# Dataset entries
════

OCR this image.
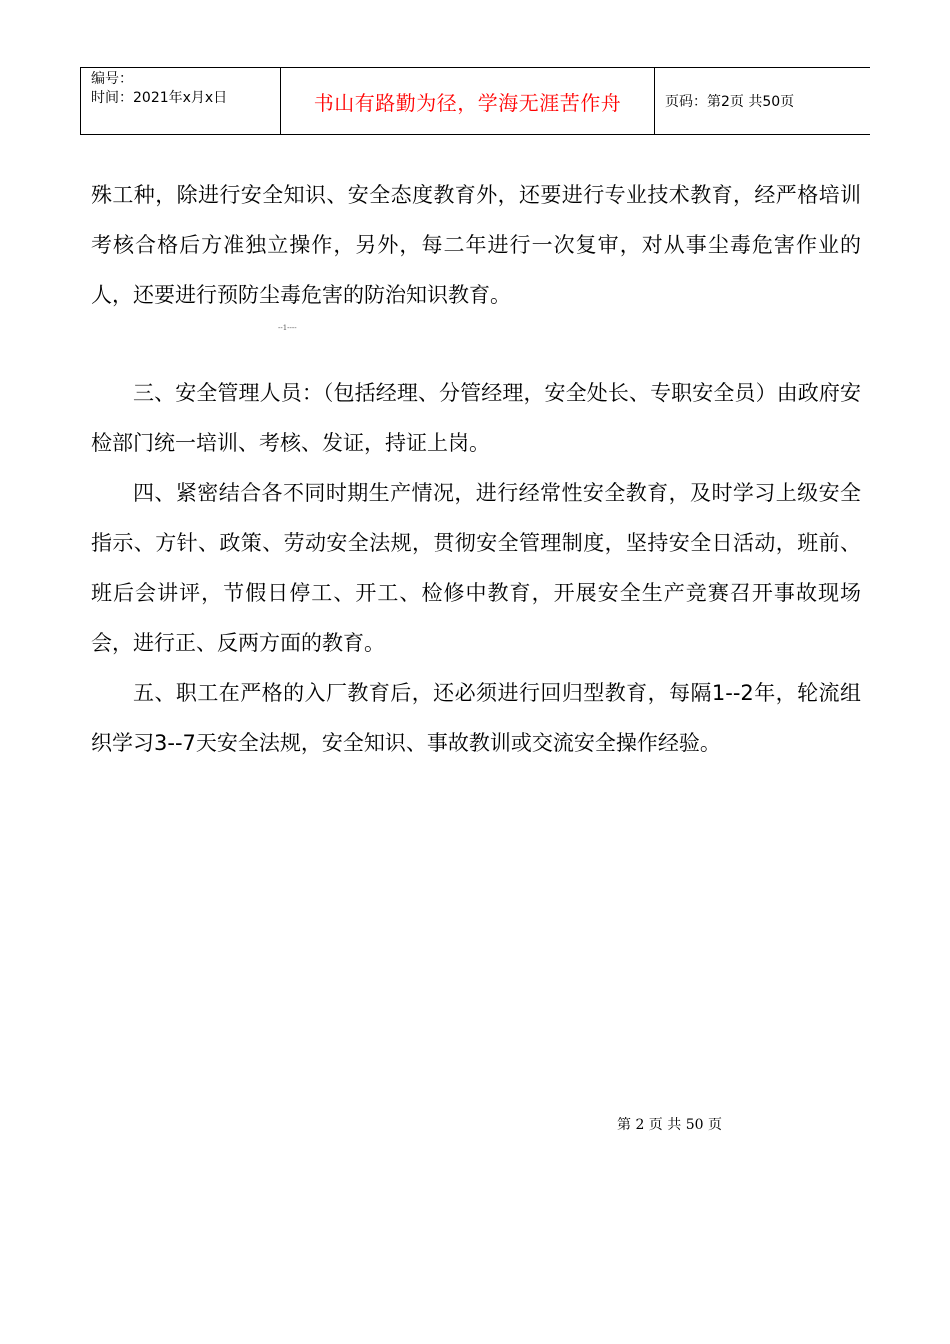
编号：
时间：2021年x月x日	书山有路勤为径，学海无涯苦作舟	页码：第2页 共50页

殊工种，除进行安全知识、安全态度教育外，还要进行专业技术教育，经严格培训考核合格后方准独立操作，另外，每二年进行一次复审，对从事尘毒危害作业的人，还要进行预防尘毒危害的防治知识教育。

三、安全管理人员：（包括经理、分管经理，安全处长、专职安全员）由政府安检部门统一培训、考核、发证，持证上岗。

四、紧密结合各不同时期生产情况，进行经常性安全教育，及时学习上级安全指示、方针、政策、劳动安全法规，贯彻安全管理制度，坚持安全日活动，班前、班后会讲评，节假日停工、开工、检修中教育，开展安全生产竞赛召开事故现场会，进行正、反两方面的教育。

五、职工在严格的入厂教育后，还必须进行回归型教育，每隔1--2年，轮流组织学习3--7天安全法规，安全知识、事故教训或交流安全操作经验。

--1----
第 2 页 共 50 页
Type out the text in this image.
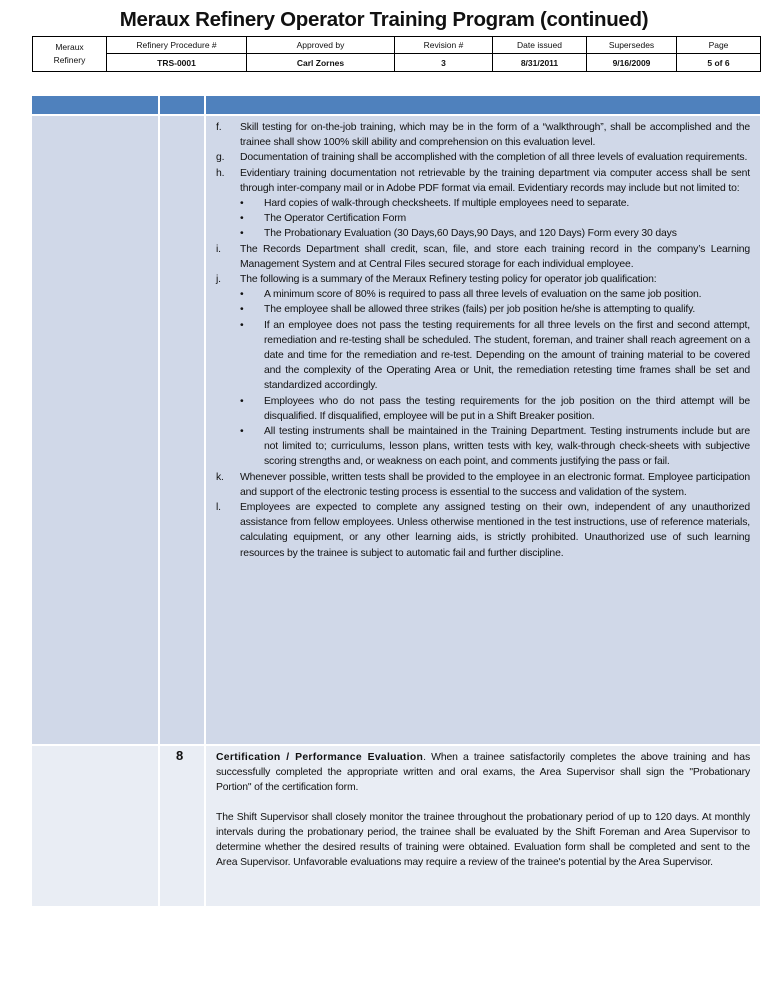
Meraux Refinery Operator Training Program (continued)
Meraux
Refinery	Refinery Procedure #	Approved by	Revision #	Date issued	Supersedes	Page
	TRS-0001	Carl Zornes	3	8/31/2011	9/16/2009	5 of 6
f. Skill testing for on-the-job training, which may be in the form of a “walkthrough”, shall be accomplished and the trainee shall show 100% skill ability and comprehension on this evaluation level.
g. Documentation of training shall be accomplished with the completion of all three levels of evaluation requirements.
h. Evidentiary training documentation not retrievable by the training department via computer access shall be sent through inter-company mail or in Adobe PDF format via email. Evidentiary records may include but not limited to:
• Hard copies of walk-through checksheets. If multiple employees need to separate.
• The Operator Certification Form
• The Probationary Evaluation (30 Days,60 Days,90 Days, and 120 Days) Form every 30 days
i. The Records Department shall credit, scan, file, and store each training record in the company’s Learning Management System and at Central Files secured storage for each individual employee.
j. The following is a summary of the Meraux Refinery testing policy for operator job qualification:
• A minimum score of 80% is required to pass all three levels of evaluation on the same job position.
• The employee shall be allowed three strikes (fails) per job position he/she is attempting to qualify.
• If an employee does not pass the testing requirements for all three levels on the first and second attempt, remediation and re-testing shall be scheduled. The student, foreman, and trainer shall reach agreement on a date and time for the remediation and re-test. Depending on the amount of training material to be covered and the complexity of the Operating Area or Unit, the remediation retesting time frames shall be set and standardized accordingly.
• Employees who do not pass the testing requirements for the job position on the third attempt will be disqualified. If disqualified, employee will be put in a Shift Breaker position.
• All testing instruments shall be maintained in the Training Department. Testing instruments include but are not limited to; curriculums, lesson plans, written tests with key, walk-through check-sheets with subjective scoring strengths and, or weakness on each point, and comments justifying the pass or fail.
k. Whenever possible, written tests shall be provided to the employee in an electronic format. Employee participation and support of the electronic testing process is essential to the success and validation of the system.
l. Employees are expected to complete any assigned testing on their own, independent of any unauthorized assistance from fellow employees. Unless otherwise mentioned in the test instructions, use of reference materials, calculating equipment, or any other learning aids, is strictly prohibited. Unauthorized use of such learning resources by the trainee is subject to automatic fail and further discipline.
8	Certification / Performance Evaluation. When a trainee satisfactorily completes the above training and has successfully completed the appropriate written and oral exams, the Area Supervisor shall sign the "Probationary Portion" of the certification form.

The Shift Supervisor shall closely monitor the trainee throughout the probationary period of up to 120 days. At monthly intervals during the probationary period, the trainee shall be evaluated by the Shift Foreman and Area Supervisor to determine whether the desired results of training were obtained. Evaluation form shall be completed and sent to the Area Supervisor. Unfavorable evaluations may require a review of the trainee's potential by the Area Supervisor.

════

# Brief
Leave out the pictures and repeat everything else in the records exactly.

# Result of the exercise
OCR this image.
编号：
时间：2021年x月x日	书山有路勤为径，学海无涯苦作舟	页码：第2页 共50页

殊工种，除进行安全知识、安全态度教育外，还要进行专业技术教育，经严格培训考核合格后方准独立操作，另外，每二年进行一次复审，对从事尘毒危害作业的人，还要进行预防尘毒危害的防治知识教育。

三、安全管理人员：（包括经理、分管经理，安全处长、专职安全员）由政府安检部门统一培训、考核、发证，持证上岗。

四、紧密结合各不同时期生产情况，进行经常性安全教育，及时学习上级安全指示、方针、政策、劳动安全法规，贯彻安全管理制度，坚持安全日活动，班前、班后会讲评，节假日停工、开工、检修中教育，开展安全生产竞赛召开事故现场会，进行正、反两方面的教育。

五、职工在严格的入厂教育后，还必须进行回归型教育，每隔1--2年，轮流组织学习3--7天安全法规，安全知识、事故教训或交流安全操作经验。

--1----
第 2 页 共 50 页
Type out the text in this image.
Meraux Refinery Operator Training Program (continued)
Meraux
Refinery	Refinery Procedure #	Approved by	Revision #	Date issued	Supersedes	Page
	TRS-0001	Carl Zornes	3	8/31/2011	9/16/2009	5 of 6
f. Skill testing for on-the-job training, which may be in the form of a “walkthrough”, shall be accomplished and the trainee shall show 100% skill ability and comprehension on this evaluation level.
g. Documentation of training shall be accomplished with the completion of all three levels of evaluation requirements.
h. Evidentiary training documentation not retrievable by the training department via computer access shall be sent through inter-company mail or in Adobe PDF format via email. Evidentiary records may include but not limited to:
• Hard copies of walk-through checksheets. If multiple employees need to separate.
• The Operator Certification Form
• The Probationary Evaluation (30 Days,60 Days,90 Days, and 120 Days) Form every 30 days
i. The Records Department shall credit, scan, file, and store each training record in the company’s Learning Management System and at Central Files secured storage for each individual employee.
j. The following is a summary of the Meraux Refinery testing policy for operator job qualification:
• A minimum score of 80% is required to pass all three levels of evaluation on the same job position.
• The employee shall be allowed three strikes (fails) per job position he/she is attempting to qualify.
• If an employee does not pass the testing requirements for all three levels on the first and second attempt, remediation and re-testing shall be scheduled. The student, foreman, and trainer shall reach agreement on a date and time for the remediation and re-test. Depending on the amount of training material to be covered and the complexity of the Operating Area or Unit, the remediation retesting time frames shall be set and standardized accordingly.
• Employees who do not pass the testing requirements for the job position on the third attempt will be disqualified. If disqualified, employee will be put in a Shift Breaker position.
• All testing instruments shall be maintained in the Training Department. Testing instruments include but are not limited to; curriculums, lesson plans, written tests with key, walk-through check-sheets with subjective scoring strengths and, or weakness on each point, and comments justifying the pass or fail.
k. Whenever possible, written tests shall be provided to the employee in an electronic format. Employee participation and support of the electronic testing process is essential to the success and validation of the system.
l. Employees are expected to complete any assigned testing on their own, independent of any unauthorized assistance from fellow employees. Unless otherwise mentioned in the test instructions, use of reference materials, calculating equipment, or any other learning aids, is strictly prohibited. Unauthorized use of such learning resources by the trainee is subject to automatic fail and further discipline.
8	Certification / Performance Evaluation. When a trainee satisfactorily completes the above training and has successfully completed the appropriate written and oral exams, the Area Supervisor shall sign the "Probationary Portion" of the certification form.

The Shift Supervisor shall closely monitor the trainee throughout the probationary period of up to 120 days. At monthly intervals during the probationary period, the trainee shall be evaluated by the Shift Foreman and Area Supervisor to determine whether the desired results of training were obtained. Evaluation form shall be completed and sent to the Area Supervisor. Unfavorable evaluations may require a review of the trainee's potential by the Area Supervisor.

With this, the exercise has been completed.